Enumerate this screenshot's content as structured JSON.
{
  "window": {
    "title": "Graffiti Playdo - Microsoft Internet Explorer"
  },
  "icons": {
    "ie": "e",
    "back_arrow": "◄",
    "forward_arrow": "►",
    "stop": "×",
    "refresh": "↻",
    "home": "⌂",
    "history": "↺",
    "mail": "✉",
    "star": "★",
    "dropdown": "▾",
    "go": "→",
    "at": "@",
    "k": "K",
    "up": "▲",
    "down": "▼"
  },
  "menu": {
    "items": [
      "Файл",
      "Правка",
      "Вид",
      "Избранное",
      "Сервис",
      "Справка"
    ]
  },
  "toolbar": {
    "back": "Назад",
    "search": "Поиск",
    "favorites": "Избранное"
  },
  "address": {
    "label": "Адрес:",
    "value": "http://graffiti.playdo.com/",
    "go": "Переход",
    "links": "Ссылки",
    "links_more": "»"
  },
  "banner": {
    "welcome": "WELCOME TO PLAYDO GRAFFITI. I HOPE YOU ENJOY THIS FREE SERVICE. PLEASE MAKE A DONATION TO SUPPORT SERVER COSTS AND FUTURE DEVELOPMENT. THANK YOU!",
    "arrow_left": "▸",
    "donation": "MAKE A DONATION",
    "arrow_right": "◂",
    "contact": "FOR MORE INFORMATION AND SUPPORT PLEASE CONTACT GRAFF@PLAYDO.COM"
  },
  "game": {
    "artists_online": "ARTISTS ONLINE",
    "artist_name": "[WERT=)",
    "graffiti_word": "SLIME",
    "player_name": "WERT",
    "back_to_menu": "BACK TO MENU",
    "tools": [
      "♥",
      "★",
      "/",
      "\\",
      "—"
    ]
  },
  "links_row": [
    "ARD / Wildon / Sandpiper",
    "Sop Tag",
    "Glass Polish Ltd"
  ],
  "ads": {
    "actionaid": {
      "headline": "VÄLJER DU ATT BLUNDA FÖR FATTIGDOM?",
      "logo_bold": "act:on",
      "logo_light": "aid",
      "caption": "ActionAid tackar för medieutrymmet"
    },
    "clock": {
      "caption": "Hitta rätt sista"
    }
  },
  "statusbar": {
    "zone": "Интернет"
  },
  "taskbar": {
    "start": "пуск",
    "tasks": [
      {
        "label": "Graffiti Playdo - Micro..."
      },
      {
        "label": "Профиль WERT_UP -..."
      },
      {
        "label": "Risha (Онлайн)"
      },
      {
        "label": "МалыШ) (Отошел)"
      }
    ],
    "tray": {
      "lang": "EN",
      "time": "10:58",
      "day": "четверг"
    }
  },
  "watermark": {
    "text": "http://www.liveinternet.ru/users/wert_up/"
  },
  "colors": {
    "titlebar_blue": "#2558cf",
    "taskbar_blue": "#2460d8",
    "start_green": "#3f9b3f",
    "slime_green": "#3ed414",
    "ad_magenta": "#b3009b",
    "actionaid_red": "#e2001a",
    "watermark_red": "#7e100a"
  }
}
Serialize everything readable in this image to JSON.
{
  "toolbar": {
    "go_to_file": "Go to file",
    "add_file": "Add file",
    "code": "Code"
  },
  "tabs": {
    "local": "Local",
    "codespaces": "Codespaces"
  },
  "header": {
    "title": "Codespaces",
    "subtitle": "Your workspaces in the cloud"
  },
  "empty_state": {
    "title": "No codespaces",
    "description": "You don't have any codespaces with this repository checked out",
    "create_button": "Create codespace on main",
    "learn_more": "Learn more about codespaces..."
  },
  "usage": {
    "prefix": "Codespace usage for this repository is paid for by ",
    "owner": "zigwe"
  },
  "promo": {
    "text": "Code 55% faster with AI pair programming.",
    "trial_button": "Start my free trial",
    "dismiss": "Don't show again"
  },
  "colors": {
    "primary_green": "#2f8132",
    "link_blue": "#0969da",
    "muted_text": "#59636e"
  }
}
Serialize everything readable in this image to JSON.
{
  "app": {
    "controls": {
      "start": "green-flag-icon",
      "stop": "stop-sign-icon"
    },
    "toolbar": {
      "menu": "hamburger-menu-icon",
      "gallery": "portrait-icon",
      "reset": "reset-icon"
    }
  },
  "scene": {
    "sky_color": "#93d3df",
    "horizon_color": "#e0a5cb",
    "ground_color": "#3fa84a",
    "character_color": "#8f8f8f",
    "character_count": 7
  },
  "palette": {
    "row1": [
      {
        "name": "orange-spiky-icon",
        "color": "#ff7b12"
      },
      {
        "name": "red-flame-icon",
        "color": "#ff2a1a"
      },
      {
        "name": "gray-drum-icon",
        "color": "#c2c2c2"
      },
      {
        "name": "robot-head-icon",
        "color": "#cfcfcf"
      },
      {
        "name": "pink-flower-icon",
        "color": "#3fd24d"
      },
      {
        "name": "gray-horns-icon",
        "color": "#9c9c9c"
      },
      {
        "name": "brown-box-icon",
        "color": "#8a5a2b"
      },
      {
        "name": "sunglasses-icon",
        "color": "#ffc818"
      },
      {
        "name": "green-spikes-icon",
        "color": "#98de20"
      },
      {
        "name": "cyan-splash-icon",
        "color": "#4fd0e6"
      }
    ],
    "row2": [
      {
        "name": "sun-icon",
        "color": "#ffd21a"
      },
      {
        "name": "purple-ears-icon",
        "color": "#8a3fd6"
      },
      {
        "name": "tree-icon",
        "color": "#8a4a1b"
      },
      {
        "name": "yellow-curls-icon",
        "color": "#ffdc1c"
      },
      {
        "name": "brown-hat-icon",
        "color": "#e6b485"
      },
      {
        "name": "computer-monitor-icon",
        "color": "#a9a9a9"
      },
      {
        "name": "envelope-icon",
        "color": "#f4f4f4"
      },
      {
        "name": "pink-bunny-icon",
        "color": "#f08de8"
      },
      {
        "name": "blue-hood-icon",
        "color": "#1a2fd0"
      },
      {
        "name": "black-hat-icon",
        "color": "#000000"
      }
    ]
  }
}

• **GIVEN INSTRUCTION**
Of all the lines in the data above, state how many include "usage". Say only the number.

• **WORKED SOLUTION**
2